### WRITTEN REQUEST
Please list all lines of the material below in which the string "messages" occurs.

# # # # #

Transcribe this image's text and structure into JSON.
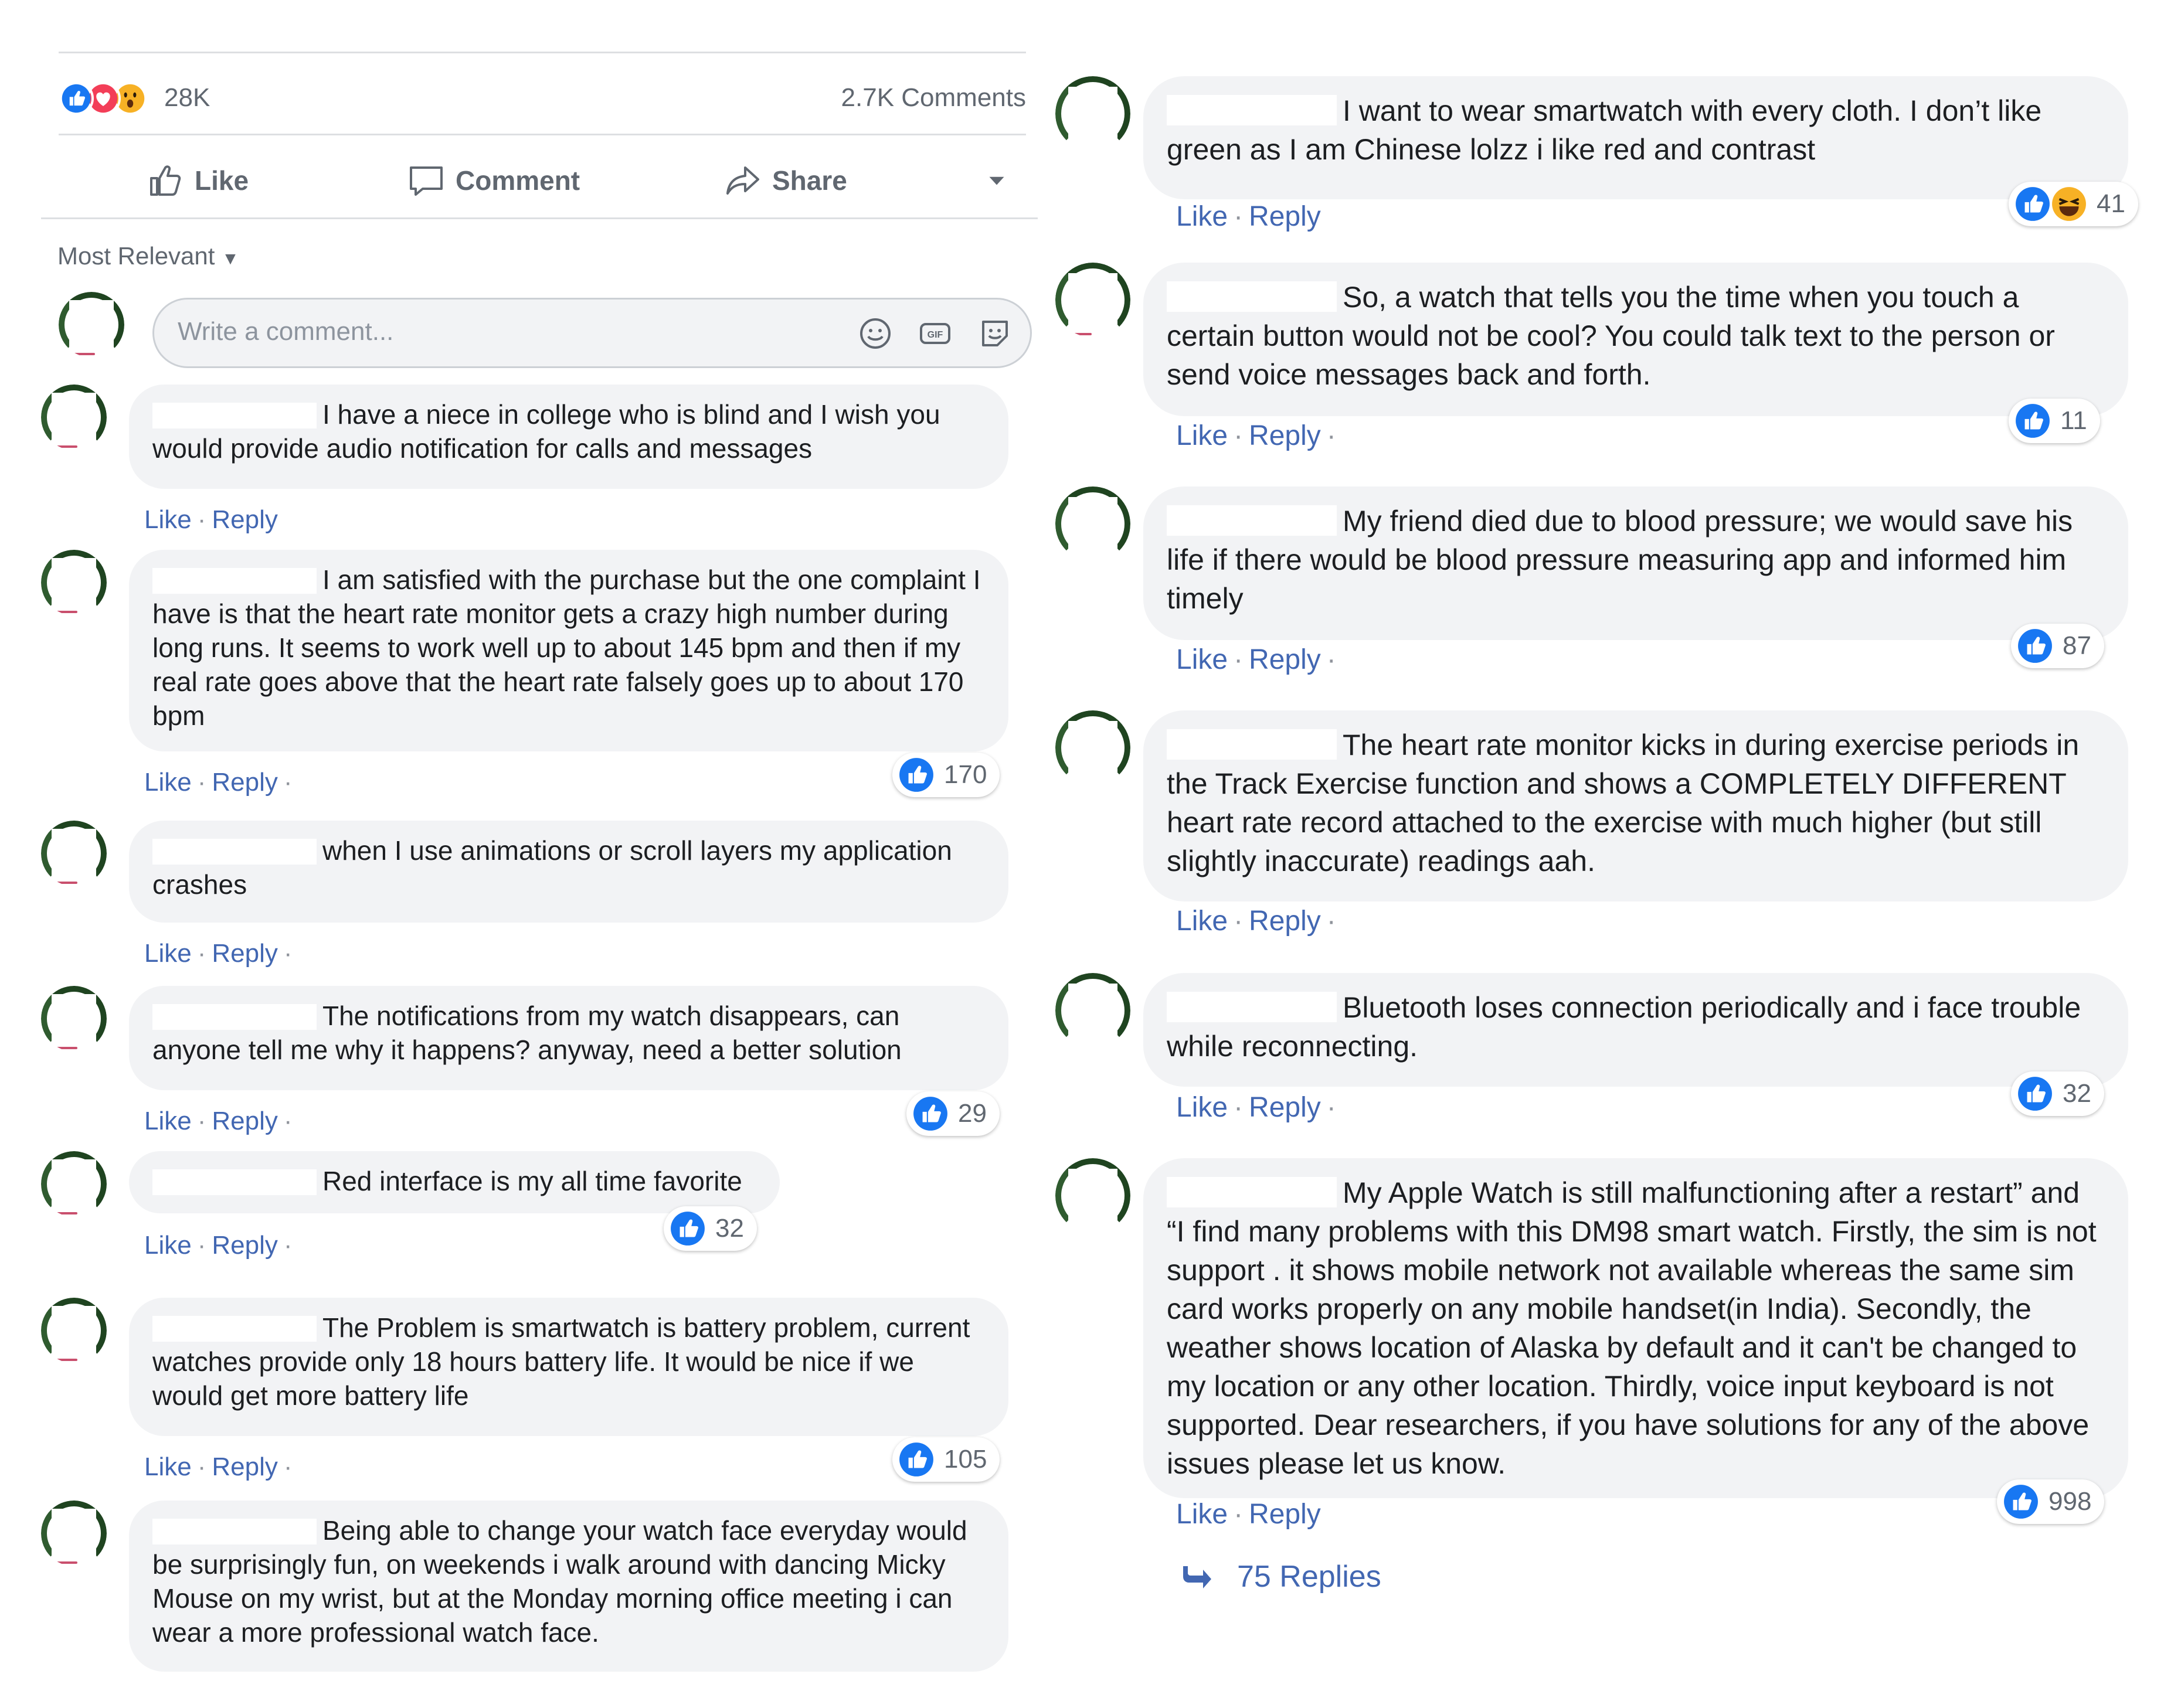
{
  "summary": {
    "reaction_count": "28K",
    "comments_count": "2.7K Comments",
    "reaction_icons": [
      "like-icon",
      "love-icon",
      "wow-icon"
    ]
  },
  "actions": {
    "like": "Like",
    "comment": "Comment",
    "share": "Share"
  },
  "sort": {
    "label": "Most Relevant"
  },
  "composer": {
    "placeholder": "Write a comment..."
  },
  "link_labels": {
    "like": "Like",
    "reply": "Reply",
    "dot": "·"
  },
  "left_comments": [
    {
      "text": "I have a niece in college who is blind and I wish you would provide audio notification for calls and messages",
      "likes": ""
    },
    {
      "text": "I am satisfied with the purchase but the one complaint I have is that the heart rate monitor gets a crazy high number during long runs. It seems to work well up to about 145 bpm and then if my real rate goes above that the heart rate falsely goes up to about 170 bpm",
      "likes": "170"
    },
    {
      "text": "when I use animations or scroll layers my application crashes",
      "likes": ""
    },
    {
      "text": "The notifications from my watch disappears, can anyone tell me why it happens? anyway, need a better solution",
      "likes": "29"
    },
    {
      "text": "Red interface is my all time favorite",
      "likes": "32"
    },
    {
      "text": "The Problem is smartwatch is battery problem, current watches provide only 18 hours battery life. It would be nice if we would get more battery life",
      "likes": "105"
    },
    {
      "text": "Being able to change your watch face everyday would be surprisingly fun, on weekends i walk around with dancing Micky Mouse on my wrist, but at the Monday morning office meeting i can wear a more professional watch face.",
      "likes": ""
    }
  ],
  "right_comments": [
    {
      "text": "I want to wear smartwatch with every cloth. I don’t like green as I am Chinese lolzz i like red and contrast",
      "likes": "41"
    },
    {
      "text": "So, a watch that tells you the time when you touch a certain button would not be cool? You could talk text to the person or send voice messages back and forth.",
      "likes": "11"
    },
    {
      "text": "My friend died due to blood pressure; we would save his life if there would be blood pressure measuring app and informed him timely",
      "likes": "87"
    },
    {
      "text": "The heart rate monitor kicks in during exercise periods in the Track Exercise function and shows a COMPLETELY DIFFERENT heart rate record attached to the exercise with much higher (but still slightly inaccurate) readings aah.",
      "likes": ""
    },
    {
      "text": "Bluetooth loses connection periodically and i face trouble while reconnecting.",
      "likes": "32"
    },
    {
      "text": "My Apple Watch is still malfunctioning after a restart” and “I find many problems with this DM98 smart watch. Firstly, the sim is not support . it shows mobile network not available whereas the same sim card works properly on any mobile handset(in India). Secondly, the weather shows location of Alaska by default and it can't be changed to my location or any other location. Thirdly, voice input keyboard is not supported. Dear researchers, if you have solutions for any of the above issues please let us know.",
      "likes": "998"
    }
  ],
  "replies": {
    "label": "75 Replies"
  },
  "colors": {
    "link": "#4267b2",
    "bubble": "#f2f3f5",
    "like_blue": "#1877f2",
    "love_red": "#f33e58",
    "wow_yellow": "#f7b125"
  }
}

# # # # #

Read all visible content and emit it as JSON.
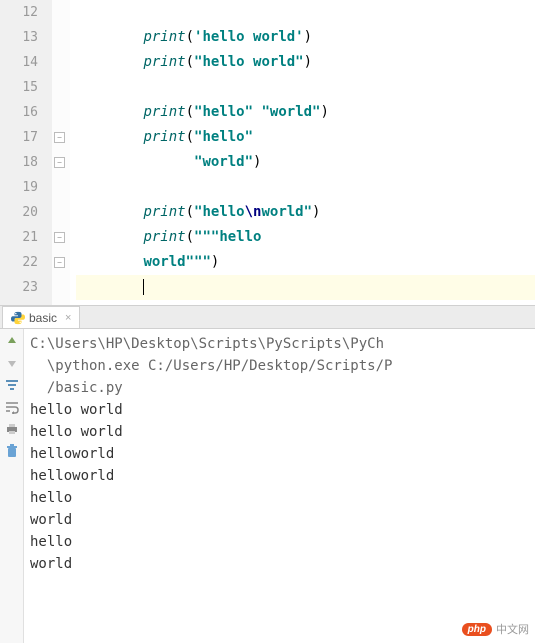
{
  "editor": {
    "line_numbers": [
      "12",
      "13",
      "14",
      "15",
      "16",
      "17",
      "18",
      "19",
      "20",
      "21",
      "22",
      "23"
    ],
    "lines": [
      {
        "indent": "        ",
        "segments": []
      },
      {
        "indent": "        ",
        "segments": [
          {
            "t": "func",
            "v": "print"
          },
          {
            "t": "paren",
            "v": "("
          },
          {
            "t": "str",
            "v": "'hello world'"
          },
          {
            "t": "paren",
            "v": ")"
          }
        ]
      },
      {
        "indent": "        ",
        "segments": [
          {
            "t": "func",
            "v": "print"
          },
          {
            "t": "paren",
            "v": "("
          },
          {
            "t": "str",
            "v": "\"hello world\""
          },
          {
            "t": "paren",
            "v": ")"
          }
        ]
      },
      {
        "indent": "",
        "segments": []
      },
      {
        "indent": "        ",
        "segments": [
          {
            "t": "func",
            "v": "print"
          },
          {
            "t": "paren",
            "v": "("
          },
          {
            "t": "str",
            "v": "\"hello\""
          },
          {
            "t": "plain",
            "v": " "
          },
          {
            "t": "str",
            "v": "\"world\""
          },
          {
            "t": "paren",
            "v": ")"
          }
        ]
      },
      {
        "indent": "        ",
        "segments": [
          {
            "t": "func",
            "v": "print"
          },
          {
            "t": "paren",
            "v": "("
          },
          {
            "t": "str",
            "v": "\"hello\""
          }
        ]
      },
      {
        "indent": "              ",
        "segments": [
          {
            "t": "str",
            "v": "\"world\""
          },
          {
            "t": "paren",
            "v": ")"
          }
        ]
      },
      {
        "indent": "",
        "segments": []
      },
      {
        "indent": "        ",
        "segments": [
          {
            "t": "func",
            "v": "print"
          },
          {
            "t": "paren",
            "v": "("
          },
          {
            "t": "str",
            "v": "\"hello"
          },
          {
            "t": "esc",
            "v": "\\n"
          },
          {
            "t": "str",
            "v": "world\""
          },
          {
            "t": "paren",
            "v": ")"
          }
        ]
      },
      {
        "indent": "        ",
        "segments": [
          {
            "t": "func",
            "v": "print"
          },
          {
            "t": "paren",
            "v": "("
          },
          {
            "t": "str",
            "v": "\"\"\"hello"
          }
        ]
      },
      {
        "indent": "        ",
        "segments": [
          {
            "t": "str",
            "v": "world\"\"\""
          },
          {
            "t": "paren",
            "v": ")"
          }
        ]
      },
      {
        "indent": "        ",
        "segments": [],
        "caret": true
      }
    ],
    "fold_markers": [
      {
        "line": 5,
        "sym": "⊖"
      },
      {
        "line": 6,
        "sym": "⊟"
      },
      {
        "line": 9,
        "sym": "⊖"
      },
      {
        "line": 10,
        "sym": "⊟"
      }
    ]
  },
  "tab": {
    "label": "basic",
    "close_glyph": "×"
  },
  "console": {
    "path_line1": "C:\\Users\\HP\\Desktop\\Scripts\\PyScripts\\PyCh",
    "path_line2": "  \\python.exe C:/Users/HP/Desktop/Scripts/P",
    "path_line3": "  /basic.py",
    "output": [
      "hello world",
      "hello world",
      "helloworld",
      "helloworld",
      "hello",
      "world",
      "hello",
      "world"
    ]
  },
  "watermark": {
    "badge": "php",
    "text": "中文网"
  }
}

# # # # #

### TASK RESPONSE
      "text": "I have a niece in college who is blind and I wish you would provide audio notification for calls and messages",
      "text": "So, a watch that tells you the time when you touch a certain button would not be cool? You could talk text to the person or send voice messages back and forth.",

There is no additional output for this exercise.